====== Source data ======

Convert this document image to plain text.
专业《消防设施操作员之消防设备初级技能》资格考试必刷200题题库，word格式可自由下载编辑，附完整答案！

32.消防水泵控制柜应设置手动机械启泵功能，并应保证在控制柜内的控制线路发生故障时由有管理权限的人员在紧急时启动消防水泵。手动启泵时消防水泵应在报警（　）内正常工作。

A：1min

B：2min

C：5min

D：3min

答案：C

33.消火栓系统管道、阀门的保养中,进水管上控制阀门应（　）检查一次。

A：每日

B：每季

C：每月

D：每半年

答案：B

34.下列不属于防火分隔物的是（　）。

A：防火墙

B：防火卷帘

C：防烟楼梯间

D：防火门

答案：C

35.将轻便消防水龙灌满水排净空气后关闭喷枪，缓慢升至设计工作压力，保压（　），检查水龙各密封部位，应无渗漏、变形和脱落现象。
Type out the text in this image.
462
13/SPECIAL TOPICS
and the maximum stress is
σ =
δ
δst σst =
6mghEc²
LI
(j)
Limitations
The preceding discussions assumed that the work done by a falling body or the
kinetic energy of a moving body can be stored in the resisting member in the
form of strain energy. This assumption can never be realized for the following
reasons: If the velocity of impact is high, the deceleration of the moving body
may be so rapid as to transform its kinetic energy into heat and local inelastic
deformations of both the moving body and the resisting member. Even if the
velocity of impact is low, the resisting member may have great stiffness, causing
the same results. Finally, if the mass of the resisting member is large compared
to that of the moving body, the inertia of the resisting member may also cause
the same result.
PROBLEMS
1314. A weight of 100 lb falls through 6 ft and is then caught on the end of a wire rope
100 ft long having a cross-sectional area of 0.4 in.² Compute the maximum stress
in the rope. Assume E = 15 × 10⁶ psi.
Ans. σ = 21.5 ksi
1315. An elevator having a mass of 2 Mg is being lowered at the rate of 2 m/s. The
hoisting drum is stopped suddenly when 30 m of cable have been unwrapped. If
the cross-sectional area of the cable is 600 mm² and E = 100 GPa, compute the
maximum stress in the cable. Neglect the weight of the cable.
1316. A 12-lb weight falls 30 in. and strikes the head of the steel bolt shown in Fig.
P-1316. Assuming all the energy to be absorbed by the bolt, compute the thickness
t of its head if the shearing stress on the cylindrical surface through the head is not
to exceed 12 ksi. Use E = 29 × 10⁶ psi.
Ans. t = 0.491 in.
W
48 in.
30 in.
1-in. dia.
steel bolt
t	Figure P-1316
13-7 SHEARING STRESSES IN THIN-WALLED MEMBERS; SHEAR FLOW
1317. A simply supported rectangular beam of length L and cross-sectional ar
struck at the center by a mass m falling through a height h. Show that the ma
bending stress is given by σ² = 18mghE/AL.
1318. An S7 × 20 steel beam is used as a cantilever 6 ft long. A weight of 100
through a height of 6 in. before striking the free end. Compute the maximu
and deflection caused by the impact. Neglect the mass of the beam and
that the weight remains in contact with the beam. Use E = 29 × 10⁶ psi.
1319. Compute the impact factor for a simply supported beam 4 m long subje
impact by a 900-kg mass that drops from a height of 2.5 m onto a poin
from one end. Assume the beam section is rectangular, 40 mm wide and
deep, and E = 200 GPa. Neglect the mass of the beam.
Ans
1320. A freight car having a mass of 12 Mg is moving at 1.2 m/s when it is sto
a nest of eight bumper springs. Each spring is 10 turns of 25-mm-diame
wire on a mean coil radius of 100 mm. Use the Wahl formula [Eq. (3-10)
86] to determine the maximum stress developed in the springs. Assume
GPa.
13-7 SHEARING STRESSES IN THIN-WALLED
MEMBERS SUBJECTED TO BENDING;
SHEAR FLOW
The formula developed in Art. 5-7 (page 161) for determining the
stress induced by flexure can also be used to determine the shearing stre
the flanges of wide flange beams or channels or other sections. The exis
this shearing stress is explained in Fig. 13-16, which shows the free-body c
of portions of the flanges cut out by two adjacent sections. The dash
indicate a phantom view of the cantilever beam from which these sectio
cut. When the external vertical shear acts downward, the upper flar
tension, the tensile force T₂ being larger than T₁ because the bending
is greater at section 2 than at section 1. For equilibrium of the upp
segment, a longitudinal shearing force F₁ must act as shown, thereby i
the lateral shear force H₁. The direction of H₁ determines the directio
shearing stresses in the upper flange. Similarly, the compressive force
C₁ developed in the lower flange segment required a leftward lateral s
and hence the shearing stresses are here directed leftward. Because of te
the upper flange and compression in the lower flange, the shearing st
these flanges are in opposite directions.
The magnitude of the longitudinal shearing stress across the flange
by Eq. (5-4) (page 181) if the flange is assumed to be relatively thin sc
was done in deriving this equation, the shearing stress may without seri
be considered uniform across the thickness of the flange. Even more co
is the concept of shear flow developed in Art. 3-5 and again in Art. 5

======

▶ _What is being asked_
Copy out the whole listing exactly; please set it all down.

▶ _Exercise answer_
Convert this document image to plain text.
专业《消防设施操作员之消防设备初级技能》资格考试必刷200题题库，word格式可自由下载编辑，附完整答案！

32.消防水泵控制柜应设置手动机械启泵功能，并应保证在控制柜内的控制线路发生故障时由有管理权限的人员在紧急时启动消防水泵。手动启泵时消防水泵应在报警（　）内正常工作。

A：1min

B：2min

C：5min

D：3min

答案：C

33.消火栓系统管道、阀门的保养中,进水管上控制阀门应（　）检查一次。

A：每日

B：每季

C：每月

D：每半年

答案：B

34.下列不属于防火分隔物的是（　）。

A：防火墙

B：防火卷帘

C：防烟楼梯间

D：防火门

答案：C

35.将轻便消防水龙灌满水排净空气后关闭喷枪，缓慢升至设计工作压力，保压（　），检查水龙各密封部位，应无渗漏、变形和脱落现象。
Type out the text in this image.
462
13/SPECIAL TOPICS
and the maximum stress is
σ =
δ
δst σst =
6mghEc²
LI
(j)
Limitations
The preceding discussions assumed that the work done by a falling body or the
kinetic energy of a moving body can be stored in the resisting member in the
form of strain energy. This assumption can never be realized for the following
reasons: If the velocity of impact is high, the deceleration of the moving body
may be so rapid as to transform its kinetic energy into heat and local inelastic
deformations of both the moving body and the resisting member. Even if the
velocity of impact is low, the resisting member may have great stiffness, causing
the same results. Finally, if the mass of the resisting member is large compared
to that of the moving body, the inertia of the resisting member may also cause
the same result.
PROBLEMS
1314. A weight of 100 lb falls through 6 ft and is then caught on the end of a wire rope
100 ft long having a cross-sectional area of 0.4 in.² Compute the maximum stress
in the rope. Assume E = 15 × 10⁶ psi.
Ans. σ = 21.5 ksi
1315. An elevator having a mass of 2 Mg is being lowered at the rate of 2 m/s. The
hoisting drum is stopped suddenly when 30 m of cable have been unwrapped. If
the cross-sectional area of the cable is 600 mm² and E = 100 GPa, compute the
maximum stress in the cable. Neglect the weight of the cable.
1316. A 12-lb weight falls 30 in. and strikes the head of the steel bolt shown in Fig.
P-1316. Assuming all the energy to be absorbed by the bolt, compute the thickness
t of its head if the shearing stress on the cylindrical surface through the head is not
to exceed 12 ksi. Use E = 29 × 10⁶ psi.
Ans. t = 0.491 in.
W
48 in.
30 in.
1-in. dia.
steel bolt
t	Figure P-1316
13-7 SHEARING STRESSES IN THIN-WALLED MEMBERS; SHEAR FLOW
1317. A simply supported rectangular beam of length L and cross-sectional ar
struck at the center by a mass m falling through a height h. Show that the ma
bending stress is given by σ² = 18mghE/AL.
1318. An S7 × 20 steel beam is used as a cantilever 6 ft long. A weight of 100
through a height of 6 in. before striking the free end. Compute the maximu
and deflection caused by the impact. Neglect the mass of the beam and
that the weight remains in contact with the beam. Use E = 29 × 10⁶ psi.
1319. Compute the impact factor for a simply supported beam 4 m long subje
impact by a 900-kg mass that drops from a height of 2.5 m onto a poin
from one end. Assume the beam section is rectangular, 40 mm wide and
deep, and E = 200 GPa. Neglect the mass of the beam.
Ans
1320. A freight car having a mass of 12 Mg is moving at 1.2 m/s when it is sto
a nest of eight bumper springs. Each spring is 10 turns of 25-mm-diame
wire on a mean coil radius of 100 mm. Use the Wahl formula [Eq. (3-10)
86] to determine the maximum stress developed in the springs. Assume
GPa.
13-7 SHEARING STRESSES IN THIN-WALLED
MEMBERS SUBJECTED TO BENDING;
SHEAR FLOW
The formula developed in Art. 5-7 (page 161) for determining the
stress induced by flexure can also be used to determine the shearing stre
the flanges of wide flange beams or channels or other sections. The exis
this shearing stress is explained in Fig. 13-16, which shows the free-body c
of portions of the flanges cut out by two adjacent sections. The dash
indicate a phantom view of the cantilever beam from which these sectio
cut. When the external vertical shear acts downward, the upper flar
tension, the tensile force T₂ being larger than T₁ because the bending
is greater at section 2 than at section 1. For equilibrium of the upp
segment, a longitudinal shearing force F₁ must act as shown, thereby i
the lateral shear force H₁. The direction of H₁ determines the directio
shearing stresses in the upper flange. Similarly, the compressive force
C₁ developed in the lower flange segment required a leftward lateral s
and hence the shearing stresses are here directed leftward. Because of te
the upper flange and compression in the lower flange, the shearing st
these flanges are in opposite directions.
The magnitude of the longitudinal shearing stress across the flange
by Eq. (5-4) (page 181) if the flange is assumed to be relatively thin sc
was done in deriving this equation, the shearing stress may without seri
be considered uniform across the thickness of the flange. Even more co
is the concept of shear flow developed in Art. 3-5 and again in Art. 5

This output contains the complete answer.